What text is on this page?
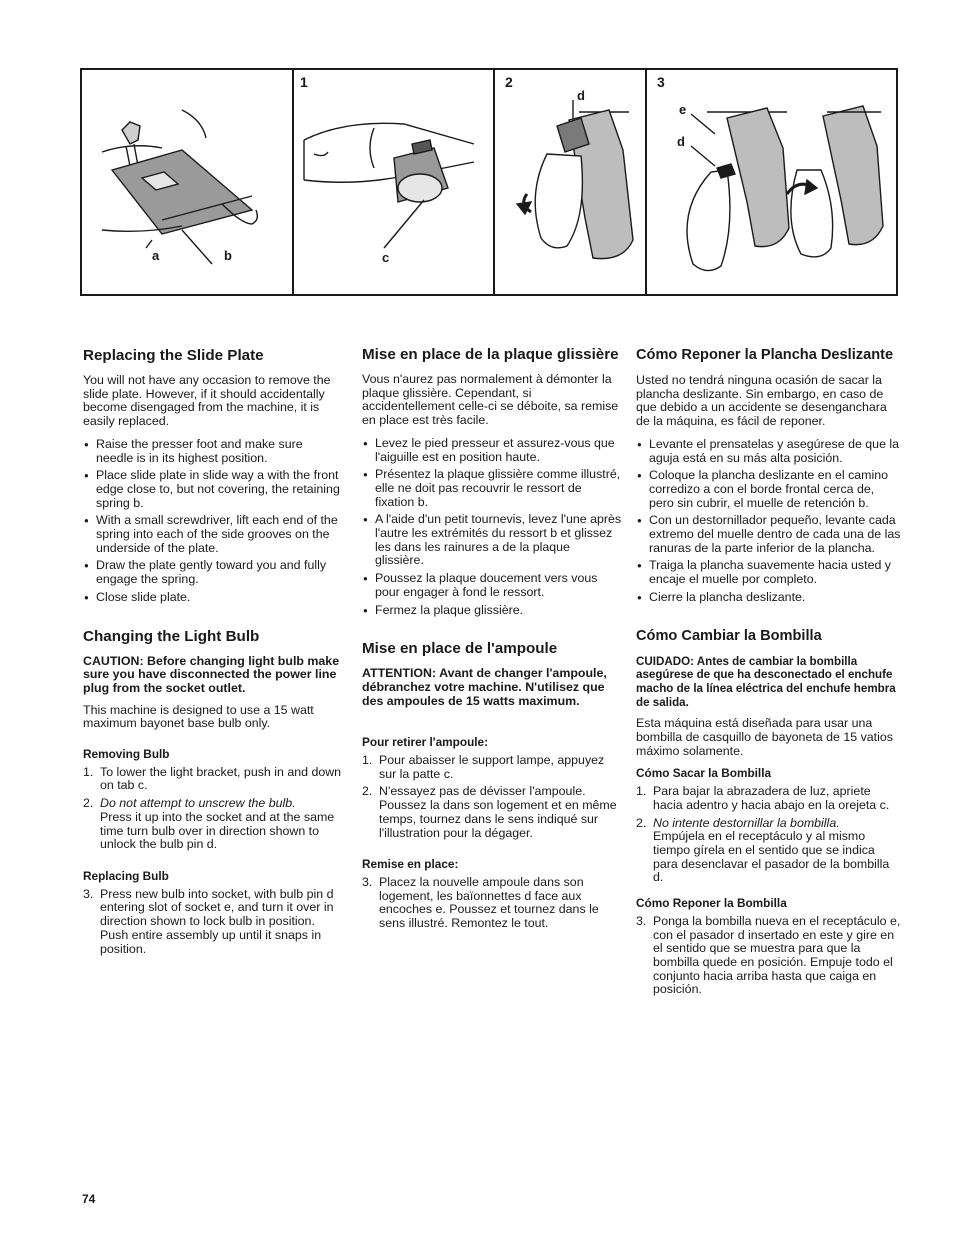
a	b
1
c
2
d
3
e
d
Replacing the Slide Plate

You will not have any occasion to remove the slide plate. However, if it should accidentally become disengaged from the machine, it is easily replaced.

● Raise the presser foot and make sure needle is in its highest position.
● Place slide plate in slide way a with the front edge close to, but not covering, the retaining spring b.
● With a small screwdriver, lift each end of the spring into each of the side grooves on the underside of the plate.
● Draw the plate gently toward you and fully engage the spring.
● Close slide plate.
Changing the Light Bulb

CAUTION: Before changing light bulb make sure you have disconnected the power line plug from the socket outlet.

This machine is designed to use a 15 watt maximum bayonet base bulb only.

Removing Bulb
1. To lower the light bracket, push in and down on tab c.
2. Do not attempt to unscrew the bulb.
Press it up into the socket and at the same time turn bulb over in direction shown to unlock the bulb pin d.
Replacing Bulb
3. Press new bulb into socket, with bulb pin d entering slot of socket e, and turn it over in direction shown to lock bulb in position. Push entire assembly up until it snaps in position.
Mise en place de la plaque glissière

Vous n'aurez pas normalement à démonter la plaque glissière. Cependant, si accidentellement celle-ci se déboite, sa remise en place est très facile.

● Levez le pied presseur et assurez-vous que l'aiguille est en position haute.
● Présentez la plaque glissière comme illustré, elle ne doit pas recouvrir le ressort de fixation b.
● A l'aide d'un petit tournevis, levez l'une après l'autre les extrémités du ressort b et glissez les dans les rainures a de la plaque glissière.
● Poussez la plaque doucement vers vous pour engager à fond le ressort.
● Fermez la plaque glissière.
Mise en place de l'ampoule

ATTENTION: Avant de changer l'ampoule, débranchez votre machine. N'utilisez que des ampoules de 15 watts maximum.

Pour retirer l'ampoule:
1. Pour abaisser le support lampe, appuyez sur la patte c.
2. N'essayez pas de dévisser l'ampoule. Poussez la dans son logement et en même temps, tournez dans le sens indiqué sur l'illustration pour la dégager.
Remise en place:
3. Placez la nouvelle ampoule dans son logement, les baïonnettes d face aux encoches e. Poussez et tournez dans le sens illustré. Remontez le tout.
Cómo Reponer la Plancha Deslizante

Usted no tendrá ninguna ocasión de sacar la plancha deslizante. Sin embargo, en caso de que debido a un accidente se desenganchara de la máquina, es fácil de reponer.

● Levante el prensatelas y asegúrese de que la aguja está en su más alta posición.
● Coloque la plancha deslizante en el camino corredizo a con el borde frontal cerca de, pero sin cubrir, el muelle de retención b.
● Con un destornillador pequeño, levante cada extremo del muelle dentro de cada una de las ranuras de la parte inferior de la plancha.
● Traiga la plancha suavemente hacia usted y encaje el muelle por completo.
● Cierre la plancha deslizante.
Cómo Cambiar la Bombilla

CUIDADO: Antes de cambiar la bombilla asegúrese de que ha desconectado el enchufe macho de la línea eléctrica del enchufe hembra de salida.

Esta máquina está diseñada para usar una bombilla de casquillo de bayoneta de 15 vatios máximo solamente.

Cómo Sacar la Bombilla
1. Para bajar la abrazadera de luz, apriete hacia adentro y hacia abajo en la orejeta c.
2. No intente destornillar la bombilla.
Empújela en el receptáculo y al mismo tiempo gírela en el sentido que se indica para desenclavar el pasador de la bombilla d.
Cómo Reponer la Bombilla
3. Ponga la bombilla nueva en el receptáculo e, con el pasador d insertado en este y gire en el sentido que se muestra para que la bombilla quede en posición. Empuje todo el conjunto hacia arriba hasta que caiga en posición.
74
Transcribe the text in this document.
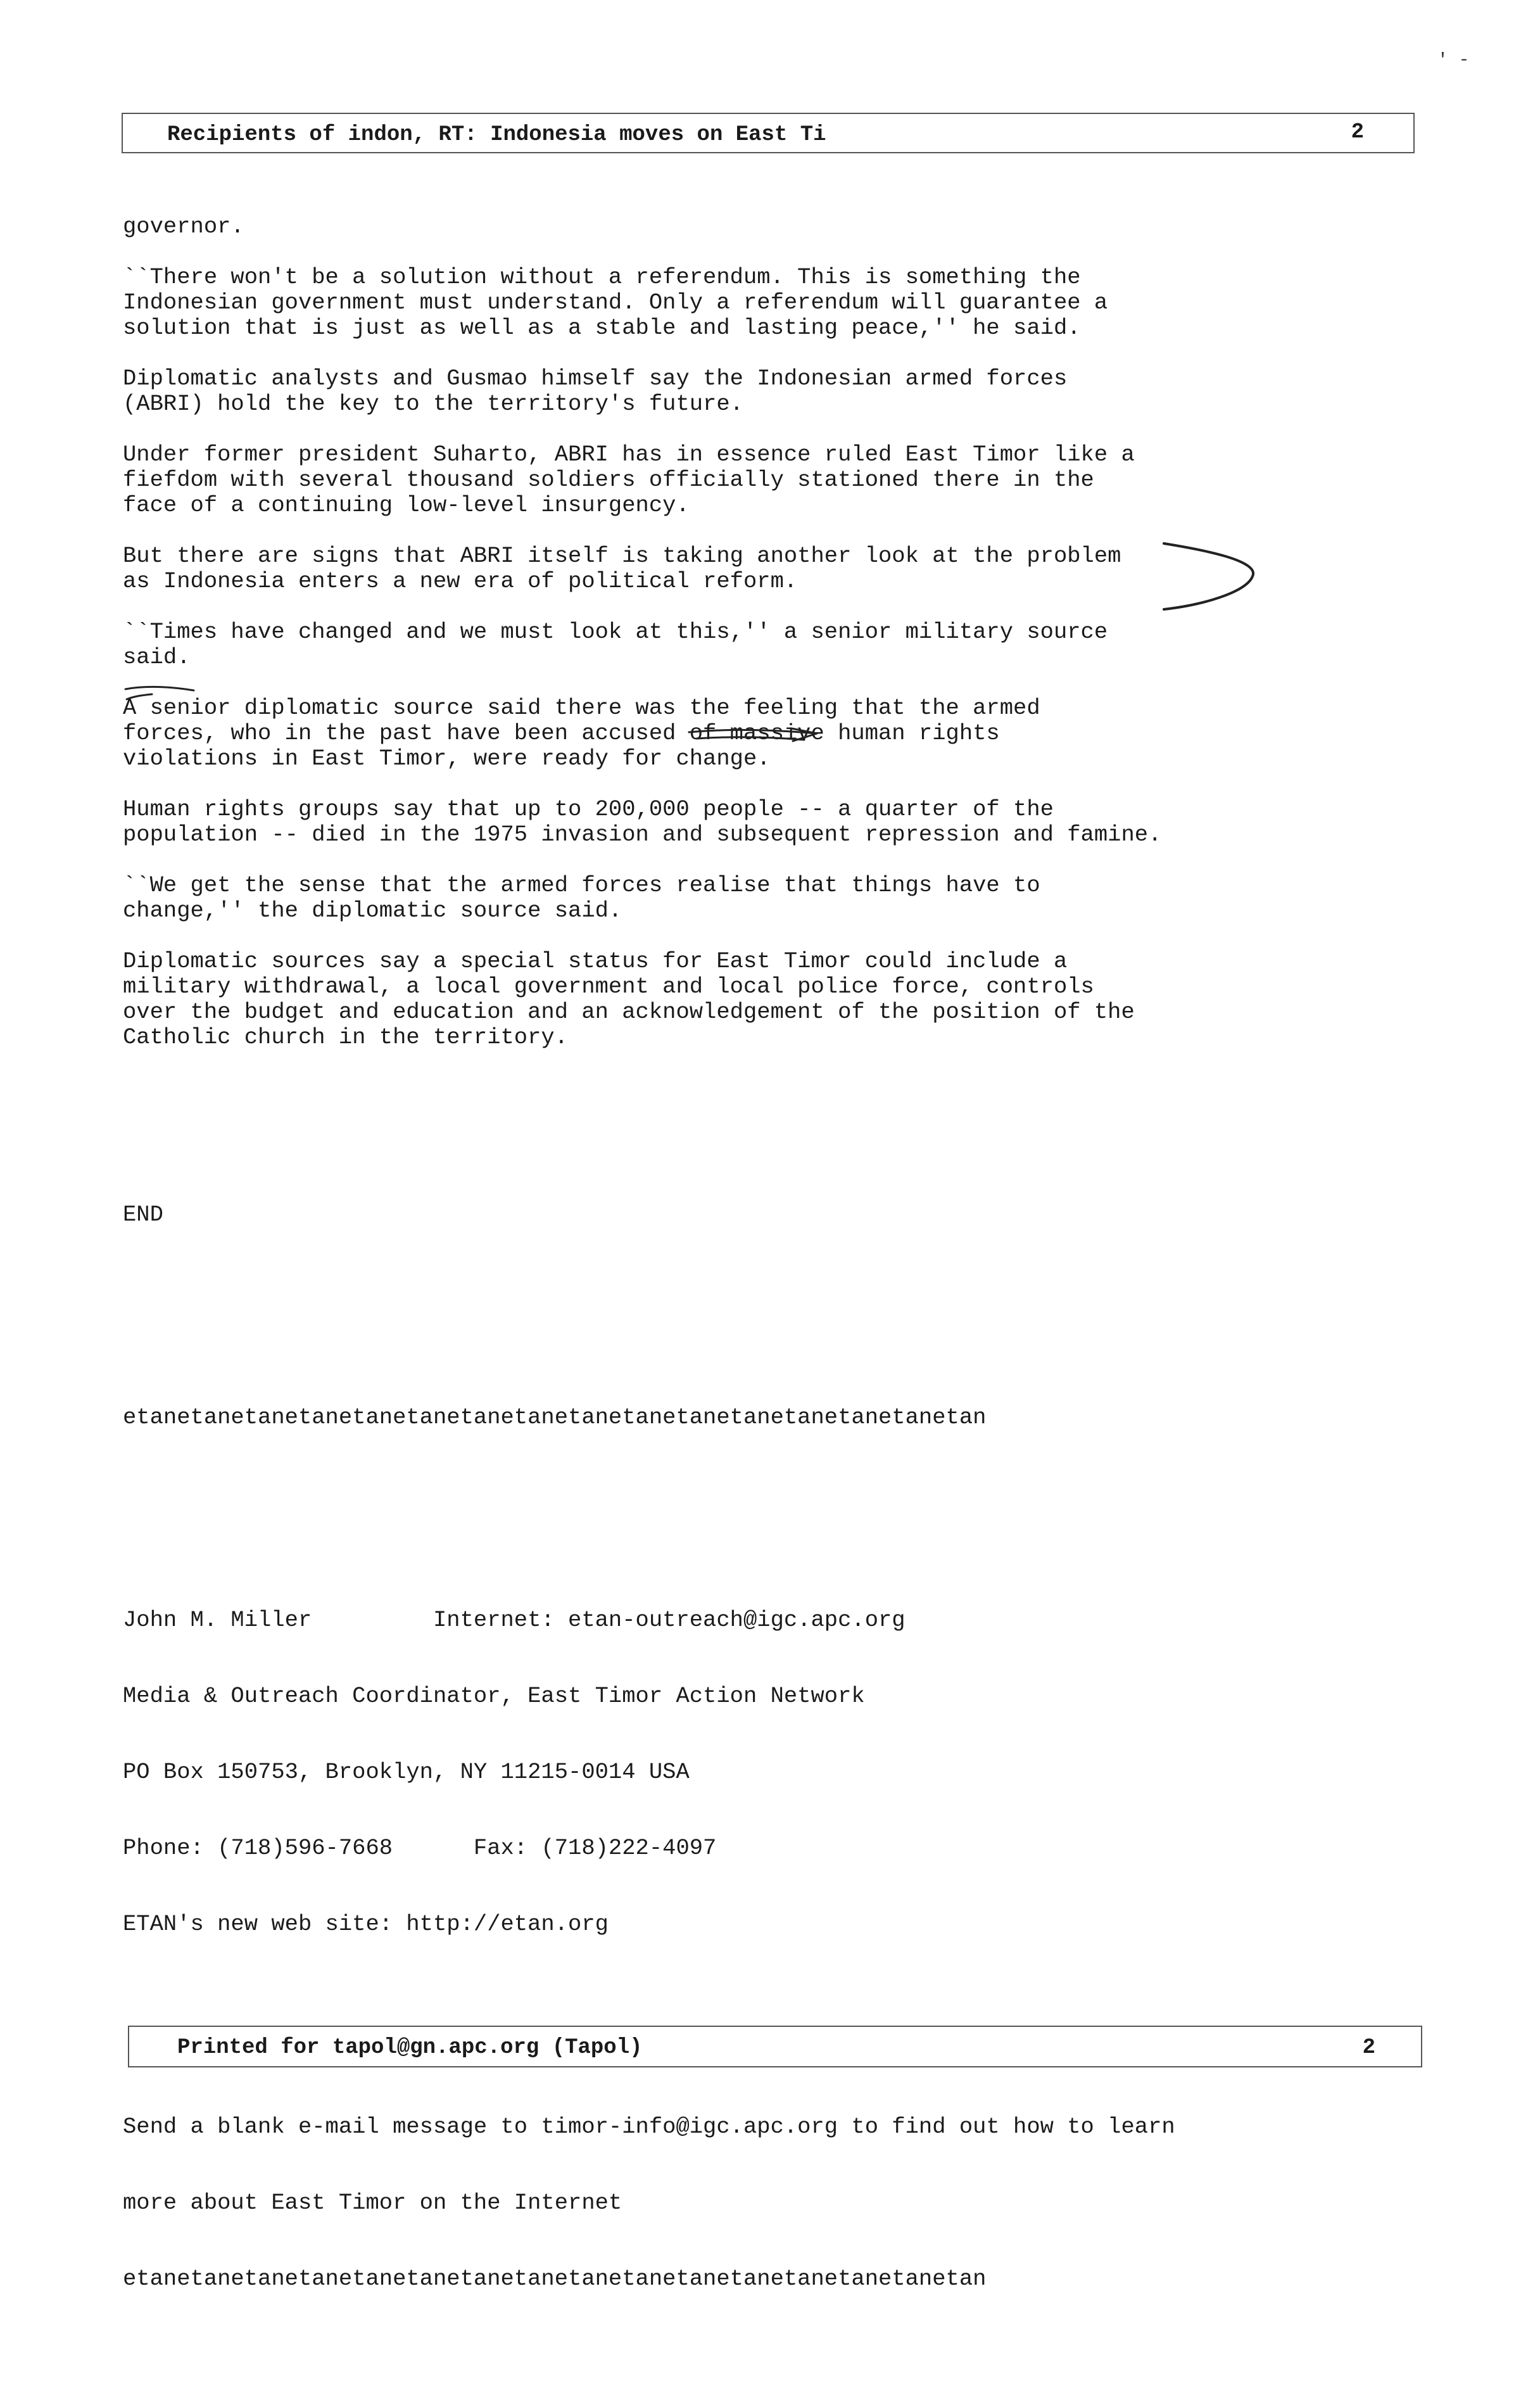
' -
Recipients of indon, RT: Indonesia moves on East Ti	2

governor.
``There won't be a solution without a referendum. This is something the
Indonesian government must understand. Only a referendum will guarantee a
solution that is just as well as a stable and lasting peace,'' he said.
Diplomatic analysts and Gusmao himself say the Indonesian armed forces
(ABRI) hold the key to the territory's future.
Under former president Suharto, ABRI has in essence ruled East Timor like a
fiefdom with several thousand soldiers officially stationed there in the
face of a continuing low-level insurgency.
But there are signs that ABRI itself is taking another look at the problem
as Indonesia enters a new era of political reform.
``Times have changed and we must look at this,'' a senior military source
said.
A senior diplomatic source said there was the feeling that the armed
forces, who in the past have been accused of massive human rights
violations in East Timor, were ready for change.
Human rights groups say that up to 200,000 people -- a quarter of the
population -- died in the 1975 invasion and subsequent repression and famine.
``We get the sense that the armed forces realise that things have to
change,'' the diplomatic source said.
Diplomatic sources say a special status for East Timor could include a
military withdrawal, a local government and local police force, controls
over the budget and education and an acknowledgement of the position of the
Catholic church in the territory.

END

etanetanetanetanetanetanetanetanetanetanetanetanetanetanetanetan

John M. Miller         Internet: etan-outreach@igc.apc.org

Media & Outreach Coordinator, East Timor Action Network

PO Box 150753, Brooklyn, NY 11215-0014 USA

Phone: (718)596-7668      Fax: (718)222-4097

ETAN's new web site: http://etan.org

Send a blank e-mail message to timor-info@igc.apc.org to find out how to learn

more about East Timor on the Internet

etanetanetanetanetanetanetanetanetanetanetanetanetanetanetanetan

Printed for tapol@gn.apc.org (Tapol)	2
• • • • •
**WHAT IS ASKED:**
Report the number of lines in the entries above that include the word "make" and add nothing to it.

**REPLY:**
2